# [Instructions for the task]
The following entries are to be repeated exactly, and the pictures are to be left behind.

------ Given entries

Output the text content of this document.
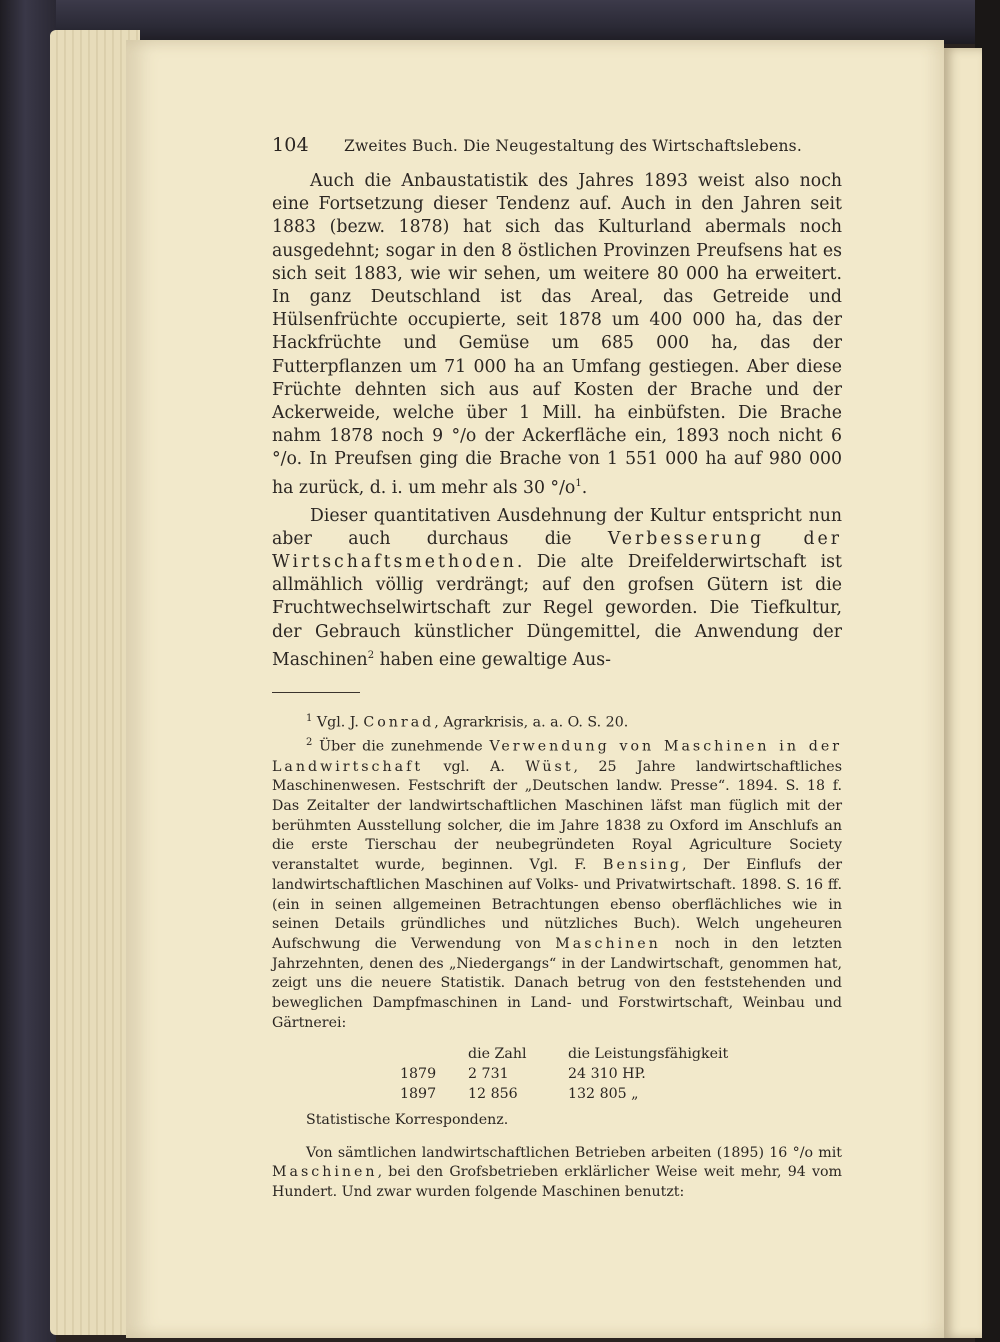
104	Zweites Buch. Die Neugestaltung des Wirtschaftslebens.

Auch die Anbaustatistik des Jahres 1893 weist also noch eine Fortsetzung dieser Tendenz auf. Auch in den Jahren seit 1883 (bezw. 1878) hat sich das Kulturland abermals noch ausgedehnt; sogar in den 8 östlichen Provinzen Preufsens hat es sich seit 1883, wie wir sehen, um weitere 80 000 ha erweitert. In ganz Deutschland ist das Areal, das Getreide und Hülsenfrüchte occupierte, seit 1878 um 400 000 ha, das der Hackfrüchte und Gemüse um 685 000 ha, das der Futterpflanzen um 71 000 ha an Umfang gestiegen. Aber diese Früchte dehnten sich aus auf Kosten der Brache und der Ackerweide, welche über 1 Mill. ha einbüfsten. Die Brache nahm 1878 noch 9 °/o der Ackerfläche ein, 1893 noch nicht 6 °/o. In Preufsen ging die Brache von 1 551 000 ha auf 980 000 ha zurück, d. i. um mehr als 30 $^\circ/o^1$.

Dieser quantitativen Ausdehnung der Kultur entspricht nun aber auch durchaus die Verbesserung der Wirtschaftsmethoden. Die alte Dreifelderwirtschaft ist allmählich völlig verdrängt; auf den grofsen Gütern ist die Fruchtwechselwirtschaft zur Regel geworden. Die Tiefkultur, der Gebrauch künstlicher Düngemittel, die Anwendung der Maschinen$^2$ haben eine gewaltige Aus-

$^1$ Vgl. J. Conrad, Agrarkrisis, a. a. O. S. 20.

$^2$ Über die zunehmende Verwendung von Maschinen in der Landwirtschaft vgl. A. Wüst, 25 Jahre landwirtschaftliches Maschinenwesen. Festschrift der „Deutschen landw. Presse“. 1894. S. 18 f. Das Zeitalter der landwirtschaftlichen Maschinen läfst man füglich mit der berühmten Ausstellung solcher, die im Jahre 1838 zu Oxford im Anschlufs an die erste Tierschau der neubegründeten Royal Agriculture Society veranstaltet wurde, beginnen. Vgl. F. Bensing, Der Einflufs der landwirtschaftlichen Maschinen auf Volks- und Privatwirtschaft. 1898. S. 16 ff. (ein in seinen allgemeinen Betrachtungen ebenso oberflächliches wie in seinen Details gründliches und nützliches Buch). Welch ungeheuren Aufschwung die Verwendung von Maschinen noch in den letzten Jahrzehnten, denen des „Niedergangs“ in der Landwirtschaft, genommen hat, zeigt uns die neuere Statistik. Danach betrug von den feststehenden und beweglichen Dampfmaschinen in Land- und Forstwirtschaft, Weinbau und Gärtnerei:

	die Zahl	die Leistungsfähigkeit
1879	2 731	24 310 HP.
1897	12 856	132 805 „

Statistische Korrespondenz.

Von sämtlichen landwirtschaftlichen Betrieben arbeiten (1895) 16 °/o mit Maschinen, bei den Grofsbetrieben erklärlicher Weise weit mehr, 94 vom Hundert. Und zwar wurden folgende Maschinen benutzt:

------------

# [Solution]
Output the text content of this document.
104	Zweites Buch. Die Neugestaltung des Wirtschaftslebens.

Auch die Anbaustatistik des Jahres 1893 weist also noch eine Fortsetzung dieser Tendenz auf. Auch in den Jahren seit 1883 (bezw. 1878) hat sich das Kulturland abermals noch ausgedehnt; sogar in den 8 östlichen Provinzen Preufsens hat es sich seit 1883, wie wir sehen, um weitere 80 000 ha erweitert. In ganz Deutschland ist das Areal, das Getreide und Hülsenfrüchte occupierte, seit 1878 um 400 000 ha, das der Hackfrüchte und Gemüse um 685 000 ha, das der Futterpflanzen um 71 000 ha an Umfang gestiegen. Aber diese Früchte dehnten sich aus auf Kosten der Brache und der Ackerweide, welche über 1 Mill. ha einbüfsten. Die Brache nahm 1878 noch 9 °/o der Ackerfläche ein, 1893 noch nicht 6 °/o. In Preufsen ging die Brache von 1 551 000 ha auf 980 000 ha zurück, d. i. um mehr als 30 $^\circ/o^1$.

Dieser quantitativen Ausdehnung der Kultur entspricht nun aber auch durchaus die Verbesserung der Wirtschaftsmethoden. Die alte Dreifelderwirtschaft ist allmählich völlig verdrängt; auf den grofsen Gütern ist die Fruchtwechselwirtschaft zur Regel geworden. Die Tiefkultur, der Gebrauch künstlicher Düngemittel, die Anwendung der Maschinen$^2$ haben eine gewaltige Aus-

$^1$ Vgl. J. Conrad, Agrarkrisis, a. a. O. S. 20.

$^2$ Über die zunehmende Verwendung von Maschinen in der Landwirtschaft vgl. A. Wüst, 25 Jahre landwirtschaftliches Maschinenwesen. Festschrift der „Deutschen landw. Presse“. 1894. S. 18 f. Das Zeitalter der landwirtschaftlichen Maschinen läfst man füglich mit der berühmten Ausstellung solcher, die im Jahre 1838 zu Oxford im Anschlufs an die erste Tierschau der neubegründeten Royal Agriculture Society veranstaltet wurde, beginnen. Vgl. F. Bensing, Der Einflufs der landwirtschaftlichen Maschinen auf Volks- und Privatwirtschaft. 1898. S. 16 ff. (ein in seinen allgemeinen Betrachtungen ebenso oberflächliches wie in seinen Details gründliches und nützliches Buch). Welch ungeheuren Aufschwung die Verwendung von Maschinen noch in den letzten Jahrzehnten, denen des „Niedergangs“ in der Landwirtschaft, genommen hat, zeigt uns die neuere Statistik. Danach betrug von den feststehenden und beweglichen Dampfmaschinen in Land- und Forstwirtschaft, Weinbau und Gärtnerei:

	die Zahl	die Leistungsfähigkeit
1879	2 731	24 310 HP.
1897	12 856	132 805 „

Statistische Korrespondenz.

Von sämtlichen landwirtschaftlichen Betrieben arbeiten (1895) 16 °/o mit Maschinen, bei den Grofsbetrieben erklärlicher Weise weit mehr, 94 vom Hundert. Und zwar wurden folgende Maschinen benutzt:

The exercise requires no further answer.